→ Your instructions: Exact reproduction is required for all entries.

→ Exercise materials:
■ ■ ■
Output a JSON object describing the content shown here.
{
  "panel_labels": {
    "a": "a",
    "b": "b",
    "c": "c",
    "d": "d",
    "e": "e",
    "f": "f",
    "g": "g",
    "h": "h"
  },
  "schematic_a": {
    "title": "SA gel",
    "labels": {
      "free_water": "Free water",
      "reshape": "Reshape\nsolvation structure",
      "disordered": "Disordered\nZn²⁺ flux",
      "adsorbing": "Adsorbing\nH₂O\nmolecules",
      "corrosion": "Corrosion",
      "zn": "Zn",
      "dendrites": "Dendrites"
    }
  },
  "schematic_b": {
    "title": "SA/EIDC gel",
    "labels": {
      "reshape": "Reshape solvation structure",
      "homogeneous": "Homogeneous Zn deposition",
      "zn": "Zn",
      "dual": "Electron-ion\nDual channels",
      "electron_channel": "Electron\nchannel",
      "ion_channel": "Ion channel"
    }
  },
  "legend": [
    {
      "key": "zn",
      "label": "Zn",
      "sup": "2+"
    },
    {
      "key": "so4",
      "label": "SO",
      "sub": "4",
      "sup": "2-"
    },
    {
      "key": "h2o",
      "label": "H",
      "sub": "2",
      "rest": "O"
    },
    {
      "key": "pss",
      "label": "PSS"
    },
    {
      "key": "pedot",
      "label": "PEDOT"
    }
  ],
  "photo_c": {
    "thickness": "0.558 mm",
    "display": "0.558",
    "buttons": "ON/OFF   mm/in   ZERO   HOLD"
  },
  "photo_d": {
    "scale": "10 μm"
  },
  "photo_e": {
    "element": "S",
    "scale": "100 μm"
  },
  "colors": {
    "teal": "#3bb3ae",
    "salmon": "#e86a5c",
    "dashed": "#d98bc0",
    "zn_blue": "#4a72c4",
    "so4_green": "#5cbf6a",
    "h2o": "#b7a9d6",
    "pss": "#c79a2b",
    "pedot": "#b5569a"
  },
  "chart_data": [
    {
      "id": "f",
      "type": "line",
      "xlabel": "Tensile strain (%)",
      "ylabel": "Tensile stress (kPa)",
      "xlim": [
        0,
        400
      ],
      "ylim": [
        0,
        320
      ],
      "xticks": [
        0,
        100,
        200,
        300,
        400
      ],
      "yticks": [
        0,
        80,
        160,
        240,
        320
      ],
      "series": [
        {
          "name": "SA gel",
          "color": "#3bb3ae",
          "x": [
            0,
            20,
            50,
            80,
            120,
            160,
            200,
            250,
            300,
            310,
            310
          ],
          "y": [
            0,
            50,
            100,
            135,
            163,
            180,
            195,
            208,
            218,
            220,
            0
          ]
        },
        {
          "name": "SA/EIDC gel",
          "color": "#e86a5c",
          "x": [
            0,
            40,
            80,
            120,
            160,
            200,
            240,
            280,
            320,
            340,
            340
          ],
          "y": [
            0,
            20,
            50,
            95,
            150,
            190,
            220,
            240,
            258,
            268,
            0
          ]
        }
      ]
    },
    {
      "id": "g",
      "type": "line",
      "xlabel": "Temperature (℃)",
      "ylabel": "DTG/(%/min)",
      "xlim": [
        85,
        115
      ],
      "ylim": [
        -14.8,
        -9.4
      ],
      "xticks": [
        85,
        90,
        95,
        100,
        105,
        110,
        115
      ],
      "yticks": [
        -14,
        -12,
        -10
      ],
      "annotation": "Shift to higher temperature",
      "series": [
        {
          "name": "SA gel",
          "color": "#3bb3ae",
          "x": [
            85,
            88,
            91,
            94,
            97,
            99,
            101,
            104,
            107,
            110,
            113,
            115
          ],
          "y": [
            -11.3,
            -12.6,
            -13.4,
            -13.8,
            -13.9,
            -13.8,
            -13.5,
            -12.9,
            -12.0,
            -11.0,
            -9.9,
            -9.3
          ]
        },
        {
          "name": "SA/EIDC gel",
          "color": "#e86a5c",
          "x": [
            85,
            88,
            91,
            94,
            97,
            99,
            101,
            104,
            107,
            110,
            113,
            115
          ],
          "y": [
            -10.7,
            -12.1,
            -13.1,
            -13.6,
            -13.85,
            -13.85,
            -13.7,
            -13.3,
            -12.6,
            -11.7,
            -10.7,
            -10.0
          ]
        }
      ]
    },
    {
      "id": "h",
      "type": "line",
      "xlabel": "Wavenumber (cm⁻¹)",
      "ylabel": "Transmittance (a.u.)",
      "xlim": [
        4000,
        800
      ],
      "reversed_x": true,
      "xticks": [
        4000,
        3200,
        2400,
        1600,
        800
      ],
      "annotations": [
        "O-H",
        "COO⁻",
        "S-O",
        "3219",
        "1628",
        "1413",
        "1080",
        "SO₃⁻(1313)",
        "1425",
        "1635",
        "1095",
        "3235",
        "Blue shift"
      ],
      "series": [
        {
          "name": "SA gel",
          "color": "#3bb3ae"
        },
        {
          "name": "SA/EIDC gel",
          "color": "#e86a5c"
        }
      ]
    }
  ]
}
■ ■ ■
→ Result:
Output a JSON object describing the content shown here.
{
  "panel_labels": {
    "a": "a",
    "b": "b",
    "c": "c",
    "d": "d",
    "e": "e",
    "f": "f",
    "g": "g",
    "h": "h"
  },
  "schematic_a": {
    "title": "SA gel",
    "labels": {
      "free_water": "Free water",
      "reshape": "Reshape\nsolvation structure",
      "disordered": "Disordered\nZn²⁺ flux",
      "adsorbing": "Adsorbing\nH₂O\nmolecules",
      "corrosion": "Corrosion",
      "zn": "Zn",
      "dendrites": "Dendrites"
    }
  },
  "schematic_b": {
    "title": "SA/EIDC gel",
    "labels": {
      "reshape": "Reshape solvation structure",
      "homogeneous": "Homogeneous Zn deposition",
      "zn": "Zn",
      "dual": "Electron-ion\nDual channels",
      "electron_channel": "Electron\nchannel",
      "ion_channel": "Ion channel"
    }
  },
  "legend": [
    {
      "key": "zn",
      "label": "Zn",
      "sup": "2+"
    },
    {
      "key": "so4",
      "label": "SO",
      "sub": "4",
      "sup": "2-"
    },
    {
      "key": "h2o",
      "label": "H",
      "sub": "2",
      "rest": "O"
    },
    {
      "key": "pss",
      "label": "PSS"
    },
    {
      "key": "pedot",
      "label": "PEDOT"
    }
  ],
  "photo_c": {
    "thickness": "0.558 mm",
    "display": "0.558",
    "buttons": "ON/OFF   mm/in   ZERO   HOLD"
  },
  "photo_d": {
    "scale": "10 μm"
  },
  "photo_e": {
    "element": "S",
    "scale": "100 μm"
  },
  "colors": {
    "teal": "#3bb3ae",
    "salmon": "#e86a5c",
    "dashed": "#d98bc0",
    "zn_blue": "#4a72c4",
    "so4_green": "#5cbf6a",
    "h2o": "#b7a9d6",
    "pss": "#c79a2b",
    "pedot": "#b5569a"
  },
  "chart_data": [
    {
      "id": "f",
      "type": "line",
      "xlabel": "Tensile strain (%)",
      "ylabel": "Tensile stress (kPa)",
      "xlim": [
        0,
        400
      ],
      "ylim": [
        0,
        320
      ],
      "xticks": [
        0,
        100,
        200,
        300,
        400
      ],
      "yticks": [
        0,
        80,
        160,
        240,
        320
      ],
      "series": [
        {
          "name": "SA gel",
          "color": "#3bb3ae",
          "x": [
            0,
            20,
            50,
            80,
            120,
            160,
            200,
            250,
            300,
            310,
            310
          ],
          "y": [
            0,
            50,
            100,
            135,
            163,
            180,
            195,
            208,
            218,
            220,
            0
          ]
        },
        {
          "name": "SA/EIDC gel",
          "color": "#e86a5c",
          "x": [
            0,
            40,
            80,
            120,
            160,
            200,
            240,
            280,
            320,
            340,
            340
          ],
          "y": [
            0,
            20,
            50,
            95,
            150,
            190,
            220,
            240,
            258,
            268,
            0
          ]
        }
      ]
    },
    {
      "id": "g",
      "type": "line",
      "xlabel": "Temperature (℃)",
      "ylabel": "DTG/(%/min)",
      "xlim": [
        85,
        115
      ],
      "ylim": [
        -14.8,
        -9.4
      ],
      "xticks": [
        85,
        90,
        95,
        100,
        105,
        110,
        115
      ],
      "yticks": [
        -14,
        -12,
        -10
      ],
      "annotation": "Shift to higher temperature",
      "series": [
        {
          "name": "SA gel",
          "color": "#3bb3ae",
          "x": [
            85,
            88,
            91,
            94,
            97,
            99,
            101,
            104,
            107,
            110,
            113,
            115
          ],
          "y": [
            -11.3,
            -12.6,
            -13.4,
            -13.8,
            -13.9,
            -13.8,
            -13.5,
            -12.9,
            -12.0,
            -11.0,
            -9.9,
            -9.3
          ]
        },
        {
          "name": "SA/EIDC gel",
          "color": "#e86a5c",
          "x": [
            85,
            88,
            91,
            94,
            97,
            99,
            101,
            104,
            107,
            110,
            113,
            115
          ],
          "y": [
            -10.7,
            -12.1,
            -13.1,
            -13.6,
            -13.85,
            -13.85,
            -13.7,
            -13.3,
            -12.6,
            -11.7,
            -10.7,
            -10.0
          ]
        }
      ]
    },
    {
      "id": "h",
      "type": "line",
      "xlabel": "Wavenumber (cm⁻¹)",
      "ylabel": "Transmittance (a.u.)",
      "xlim": [
        4000,
        800
      ],
      "reversed_x": true,
      "xticks": [
        4000,
        3200,
        2400,
        1600,
        800
      ],
      "annotations": [
        "O-H",
        "COO⁻",
        "S-O",
        "3219",
        "1628",
        "1413",
        "1080",
        "SO₃⁻(1313)",
        "1425",
        "1635",
        "1095",
        "3235",
        "Blue shift"
      ],
      "series": [
        {
          "name": "SA gel",
          "color": "#3bb3ae"
        },
        {
          "name": "SA/EIDC gel",
          "color": "#e86a5c"
        }
      ]
    }
  ]
}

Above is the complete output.